▶ **What is needed**: From the listing below, pick out each line with the word "typically".

------------------------

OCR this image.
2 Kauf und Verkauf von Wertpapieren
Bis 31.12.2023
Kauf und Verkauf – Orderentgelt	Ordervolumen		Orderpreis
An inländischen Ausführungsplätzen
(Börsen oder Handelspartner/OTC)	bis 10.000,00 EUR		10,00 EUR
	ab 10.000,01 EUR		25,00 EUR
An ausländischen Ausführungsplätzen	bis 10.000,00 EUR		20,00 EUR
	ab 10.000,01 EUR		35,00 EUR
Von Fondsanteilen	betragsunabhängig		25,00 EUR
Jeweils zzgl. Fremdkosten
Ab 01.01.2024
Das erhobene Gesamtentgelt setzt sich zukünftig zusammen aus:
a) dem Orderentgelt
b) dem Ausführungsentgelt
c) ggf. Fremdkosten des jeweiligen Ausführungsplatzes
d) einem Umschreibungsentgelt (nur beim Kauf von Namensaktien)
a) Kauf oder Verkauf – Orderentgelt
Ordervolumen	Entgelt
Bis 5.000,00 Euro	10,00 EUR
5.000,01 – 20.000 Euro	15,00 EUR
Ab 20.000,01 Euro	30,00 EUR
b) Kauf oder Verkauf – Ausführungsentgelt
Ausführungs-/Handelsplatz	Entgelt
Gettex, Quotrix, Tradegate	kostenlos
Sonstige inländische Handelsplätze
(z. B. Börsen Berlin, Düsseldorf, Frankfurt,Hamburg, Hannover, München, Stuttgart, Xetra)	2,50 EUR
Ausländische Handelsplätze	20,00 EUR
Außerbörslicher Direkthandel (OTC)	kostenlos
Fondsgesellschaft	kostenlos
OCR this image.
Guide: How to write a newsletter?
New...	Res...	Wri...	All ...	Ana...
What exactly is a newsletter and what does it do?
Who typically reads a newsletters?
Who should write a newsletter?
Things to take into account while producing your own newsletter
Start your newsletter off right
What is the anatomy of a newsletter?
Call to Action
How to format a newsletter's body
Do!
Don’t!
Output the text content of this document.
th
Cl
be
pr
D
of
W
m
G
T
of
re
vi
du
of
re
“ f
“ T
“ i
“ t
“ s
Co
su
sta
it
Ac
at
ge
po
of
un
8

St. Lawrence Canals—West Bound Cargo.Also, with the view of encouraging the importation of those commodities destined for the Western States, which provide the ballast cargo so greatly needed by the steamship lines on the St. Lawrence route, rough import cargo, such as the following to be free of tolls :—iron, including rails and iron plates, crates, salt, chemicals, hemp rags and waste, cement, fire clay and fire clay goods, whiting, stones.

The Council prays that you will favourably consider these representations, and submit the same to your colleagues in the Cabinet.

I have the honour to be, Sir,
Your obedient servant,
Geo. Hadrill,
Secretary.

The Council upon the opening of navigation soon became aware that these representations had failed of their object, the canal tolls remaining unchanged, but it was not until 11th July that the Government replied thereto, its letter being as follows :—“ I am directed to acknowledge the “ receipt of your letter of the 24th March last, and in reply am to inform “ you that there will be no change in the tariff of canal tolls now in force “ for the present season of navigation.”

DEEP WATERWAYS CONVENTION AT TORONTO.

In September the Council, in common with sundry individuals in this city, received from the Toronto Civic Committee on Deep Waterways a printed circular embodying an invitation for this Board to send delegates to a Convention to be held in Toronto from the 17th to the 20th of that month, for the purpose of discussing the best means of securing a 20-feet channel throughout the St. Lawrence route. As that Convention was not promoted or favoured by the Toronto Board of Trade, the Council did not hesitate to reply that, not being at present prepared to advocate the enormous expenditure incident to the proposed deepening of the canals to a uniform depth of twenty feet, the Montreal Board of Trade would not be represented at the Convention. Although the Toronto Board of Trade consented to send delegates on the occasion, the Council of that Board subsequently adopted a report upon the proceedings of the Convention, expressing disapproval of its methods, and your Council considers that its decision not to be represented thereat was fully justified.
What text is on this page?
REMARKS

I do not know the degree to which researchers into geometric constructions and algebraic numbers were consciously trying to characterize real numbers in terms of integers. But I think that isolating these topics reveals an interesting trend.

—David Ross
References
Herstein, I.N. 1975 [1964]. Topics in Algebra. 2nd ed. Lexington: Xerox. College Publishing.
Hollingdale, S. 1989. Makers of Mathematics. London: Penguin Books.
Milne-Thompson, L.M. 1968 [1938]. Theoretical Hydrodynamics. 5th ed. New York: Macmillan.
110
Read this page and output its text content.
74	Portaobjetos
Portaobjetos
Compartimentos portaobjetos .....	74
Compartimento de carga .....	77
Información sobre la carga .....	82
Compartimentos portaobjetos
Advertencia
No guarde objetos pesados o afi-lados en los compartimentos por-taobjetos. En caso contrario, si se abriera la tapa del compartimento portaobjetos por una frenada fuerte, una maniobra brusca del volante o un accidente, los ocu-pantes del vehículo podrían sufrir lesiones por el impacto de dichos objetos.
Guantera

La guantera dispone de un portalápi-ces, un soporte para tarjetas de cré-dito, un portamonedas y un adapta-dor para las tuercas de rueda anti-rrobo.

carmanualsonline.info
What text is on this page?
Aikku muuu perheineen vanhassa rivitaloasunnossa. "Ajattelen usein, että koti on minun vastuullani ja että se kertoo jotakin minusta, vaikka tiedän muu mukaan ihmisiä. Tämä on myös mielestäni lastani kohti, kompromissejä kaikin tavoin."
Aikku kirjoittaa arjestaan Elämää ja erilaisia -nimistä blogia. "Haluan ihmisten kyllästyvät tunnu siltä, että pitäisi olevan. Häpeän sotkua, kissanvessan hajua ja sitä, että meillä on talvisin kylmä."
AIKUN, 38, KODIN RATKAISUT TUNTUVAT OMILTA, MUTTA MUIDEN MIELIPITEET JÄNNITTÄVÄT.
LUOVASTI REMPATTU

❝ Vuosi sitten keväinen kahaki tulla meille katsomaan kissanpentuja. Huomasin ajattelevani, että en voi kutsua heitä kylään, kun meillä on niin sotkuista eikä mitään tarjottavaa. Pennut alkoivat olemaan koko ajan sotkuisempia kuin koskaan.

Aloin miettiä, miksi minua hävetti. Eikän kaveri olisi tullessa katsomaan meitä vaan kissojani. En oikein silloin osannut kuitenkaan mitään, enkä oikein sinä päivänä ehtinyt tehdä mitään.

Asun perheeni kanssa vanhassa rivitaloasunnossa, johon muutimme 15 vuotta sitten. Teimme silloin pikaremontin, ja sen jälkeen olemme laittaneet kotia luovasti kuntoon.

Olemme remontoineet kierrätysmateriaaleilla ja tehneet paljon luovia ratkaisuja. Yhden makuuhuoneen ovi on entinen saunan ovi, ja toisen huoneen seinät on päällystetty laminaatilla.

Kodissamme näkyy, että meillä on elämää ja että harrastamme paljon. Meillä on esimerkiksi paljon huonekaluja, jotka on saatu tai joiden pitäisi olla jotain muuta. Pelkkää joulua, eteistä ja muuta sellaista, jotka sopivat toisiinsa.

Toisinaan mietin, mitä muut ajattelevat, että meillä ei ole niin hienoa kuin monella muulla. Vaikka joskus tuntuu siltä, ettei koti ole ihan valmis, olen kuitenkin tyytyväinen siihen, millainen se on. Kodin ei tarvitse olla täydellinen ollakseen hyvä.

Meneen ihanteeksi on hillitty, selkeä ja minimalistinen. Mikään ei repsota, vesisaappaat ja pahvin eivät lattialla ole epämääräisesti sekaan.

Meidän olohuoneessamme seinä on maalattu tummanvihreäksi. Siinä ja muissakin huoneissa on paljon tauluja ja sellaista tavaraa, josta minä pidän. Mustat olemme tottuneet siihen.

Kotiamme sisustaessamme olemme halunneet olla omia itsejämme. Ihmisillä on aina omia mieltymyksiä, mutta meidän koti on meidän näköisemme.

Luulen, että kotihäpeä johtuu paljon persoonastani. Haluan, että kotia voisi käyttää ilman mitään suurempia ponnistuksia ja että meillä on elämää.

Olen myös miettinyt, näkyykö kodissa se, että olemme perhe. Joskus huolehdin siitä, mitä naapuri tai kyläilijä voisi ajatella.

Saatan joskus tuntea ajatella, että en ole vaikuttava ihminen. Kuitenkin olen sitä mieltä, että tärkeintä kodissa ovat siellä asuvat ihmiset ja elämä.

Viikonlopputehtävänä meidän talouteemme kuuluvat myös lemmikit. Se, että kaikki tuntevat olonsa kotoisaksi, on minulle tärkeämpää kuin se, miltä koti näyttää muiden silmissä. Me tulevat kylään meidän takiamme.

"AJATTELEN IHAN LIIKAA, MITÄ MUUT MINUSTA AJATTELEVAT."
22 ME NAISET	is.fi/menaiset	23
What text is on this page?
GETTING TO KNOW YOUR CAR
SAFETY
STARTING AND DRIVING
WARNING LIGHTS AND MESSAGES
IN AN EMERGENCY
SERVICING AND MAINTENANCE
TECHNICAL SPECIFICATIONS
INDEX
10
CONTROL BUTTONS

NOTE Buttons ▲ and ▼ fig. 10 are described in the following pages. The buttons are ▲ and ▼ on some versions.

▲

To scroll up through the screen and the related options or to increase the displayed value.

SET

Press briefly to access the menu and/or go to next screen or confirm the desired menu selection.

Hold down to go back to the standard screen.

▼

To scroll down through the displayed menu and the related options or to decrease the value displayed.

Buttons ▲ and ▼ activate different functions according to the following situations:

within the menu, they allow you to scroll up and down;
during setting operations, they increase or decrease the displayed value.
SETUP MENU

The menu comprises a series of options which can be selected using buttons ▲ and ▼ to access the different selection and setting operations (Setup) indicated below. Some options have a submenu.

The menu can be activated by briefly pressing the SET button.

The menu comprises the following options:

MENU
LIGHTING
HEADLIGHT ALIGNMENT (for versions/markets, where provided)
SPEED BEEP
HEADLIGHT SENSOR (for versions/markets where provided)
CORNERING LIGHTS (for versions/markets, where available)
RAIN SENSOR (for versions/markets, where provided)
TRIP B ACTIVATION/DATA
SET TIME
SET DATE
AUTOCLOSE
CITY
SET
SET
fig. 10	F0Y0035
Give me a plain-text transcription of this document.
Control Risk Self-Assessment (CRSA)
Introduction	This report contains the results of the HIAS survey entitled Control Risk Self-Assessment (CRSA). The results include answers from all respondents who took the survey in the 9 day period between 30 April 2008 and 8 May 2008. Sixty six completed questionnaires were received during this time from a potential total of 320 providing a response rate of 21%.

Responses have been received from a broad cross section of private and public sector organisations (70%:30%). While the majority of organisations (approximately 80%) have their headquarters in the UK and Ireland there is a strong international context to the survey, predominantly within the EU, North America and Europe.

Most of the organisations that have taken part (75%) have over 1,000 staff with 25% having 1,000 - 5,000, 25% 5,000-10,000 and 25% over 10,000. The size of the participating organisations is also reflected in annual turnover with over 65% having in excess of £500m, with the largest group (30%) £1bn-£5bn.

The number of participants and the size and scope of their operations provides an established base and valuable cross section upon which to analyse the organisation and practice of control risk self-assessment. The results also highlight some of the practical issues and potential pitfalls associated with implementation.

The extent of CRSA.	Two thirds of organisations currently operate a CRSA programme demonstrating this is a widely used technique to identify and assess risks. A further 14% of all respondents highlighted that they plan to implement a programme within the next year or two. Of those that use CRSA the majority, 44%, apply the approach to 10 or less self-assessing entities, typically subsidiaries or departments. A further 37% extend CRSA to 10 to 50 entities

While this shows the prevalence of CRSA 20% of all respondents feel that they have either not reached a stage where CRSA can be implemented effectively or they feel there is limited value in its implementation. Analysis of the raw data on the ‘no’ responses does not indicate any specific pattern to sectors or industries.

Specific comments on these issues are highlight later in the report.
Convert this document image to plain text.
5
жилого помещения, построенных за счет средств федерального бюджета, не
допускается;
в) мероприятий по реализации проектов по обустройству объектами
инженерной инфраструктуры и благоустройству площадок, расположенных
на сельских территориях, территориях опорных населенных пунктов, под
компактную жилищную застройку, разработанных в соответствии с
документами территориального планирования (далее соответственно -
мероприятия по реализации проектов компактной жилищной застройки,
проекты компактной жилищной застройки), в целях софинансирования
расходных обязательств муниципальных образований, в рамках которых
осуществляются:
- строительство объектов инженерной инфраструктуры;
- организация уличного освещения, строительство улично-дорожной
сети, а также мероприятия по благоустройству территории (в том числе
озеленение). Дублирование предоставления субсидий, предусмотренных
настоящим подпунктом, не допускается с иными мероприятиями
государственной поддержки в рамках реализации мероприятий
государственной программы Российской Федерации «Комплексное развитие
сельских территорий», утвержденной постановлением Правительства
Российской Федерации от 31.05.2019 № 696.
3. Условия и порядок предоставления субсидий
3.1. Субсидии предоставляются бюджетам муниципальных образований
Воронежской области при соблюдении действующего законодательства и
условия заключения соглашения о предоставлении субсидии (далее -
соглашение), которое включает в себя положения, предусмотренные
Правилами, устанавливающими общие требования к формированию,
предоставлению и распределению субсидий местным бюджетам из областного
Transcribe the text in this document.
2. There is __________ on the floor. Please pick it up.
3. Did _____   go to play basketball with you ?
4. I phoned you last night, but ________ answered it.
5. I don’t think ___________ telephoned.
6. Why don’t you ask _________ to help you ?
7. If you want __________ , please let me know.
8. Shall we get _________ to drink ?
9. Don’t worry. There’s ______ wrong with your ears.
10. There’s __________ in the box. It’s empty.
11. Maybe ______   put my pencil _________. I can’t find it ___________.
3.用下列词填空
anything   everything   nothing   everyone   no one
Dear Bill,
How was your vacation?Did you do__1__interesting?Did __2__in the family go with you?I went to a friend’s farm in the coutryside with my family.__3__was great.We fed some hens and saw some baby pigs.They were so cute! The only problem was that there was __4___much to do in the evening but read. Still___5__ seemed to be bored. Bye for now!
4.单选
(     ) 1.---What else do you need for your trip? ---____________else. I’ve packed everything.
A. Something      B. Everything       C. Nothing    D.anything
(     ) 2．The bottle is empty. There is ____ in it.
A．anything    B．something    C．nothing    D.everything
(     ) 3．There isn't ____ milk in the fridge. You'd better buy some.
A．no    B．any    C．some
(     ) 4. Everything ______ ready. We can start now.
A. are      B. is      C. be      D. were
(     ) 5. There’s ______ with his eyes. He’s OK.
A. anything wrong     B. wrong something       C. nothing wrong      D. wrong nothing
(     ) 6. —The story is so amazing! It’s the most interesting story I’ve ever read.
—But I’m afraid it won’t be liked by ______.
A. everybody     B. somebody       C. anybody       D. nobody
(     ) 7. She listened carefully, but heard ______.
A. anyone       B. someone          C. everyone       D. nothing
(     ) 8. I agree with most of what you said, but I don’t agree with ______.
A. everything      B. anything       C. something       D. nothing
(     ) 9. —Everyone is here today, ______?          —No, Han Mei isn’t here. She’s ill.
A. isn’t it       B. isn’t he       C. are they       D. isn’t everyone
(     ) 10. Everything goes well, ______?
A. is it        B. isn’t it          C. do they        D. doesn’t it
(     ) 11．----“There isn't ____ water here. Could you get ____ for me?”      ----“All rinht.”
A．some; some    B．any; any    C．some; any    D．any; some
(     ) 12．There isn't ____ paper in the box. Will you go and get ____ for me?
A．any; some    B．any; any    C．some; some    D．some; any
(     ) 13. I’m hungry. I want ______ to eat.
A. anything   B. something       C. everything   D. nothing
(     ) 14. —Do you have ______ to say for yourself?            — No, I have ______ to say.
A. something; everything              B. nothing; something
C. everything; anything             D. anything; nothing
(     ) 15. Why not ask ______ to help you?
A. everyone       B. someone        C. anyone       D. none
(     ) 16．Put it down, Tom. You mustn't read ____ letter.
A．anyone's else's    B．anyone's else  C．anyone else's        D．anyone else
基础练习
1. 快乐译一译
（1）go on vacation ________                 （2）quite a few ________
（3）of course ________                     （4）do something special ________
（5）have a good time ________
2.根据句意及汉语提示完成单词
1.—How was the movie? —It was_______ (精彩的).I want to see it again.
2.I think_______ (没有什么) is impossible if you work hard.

------------------------

▶ **Result**:
Who typically reads a newsletters?
The extent of CRSA.	Two thirds of organisations currently operate a CRSA programme demonstrating this is a widely used technique to identify and assess risks. A further 14% of all respondents highlighted that they plan to implement a programme within the next year or two. Of those that use CRSA the majority, 44%, apply the approach to 10 or less self-assessing entities, typically subsidiaries or departments. A further 37% extend CRSA to 10 to 50 entities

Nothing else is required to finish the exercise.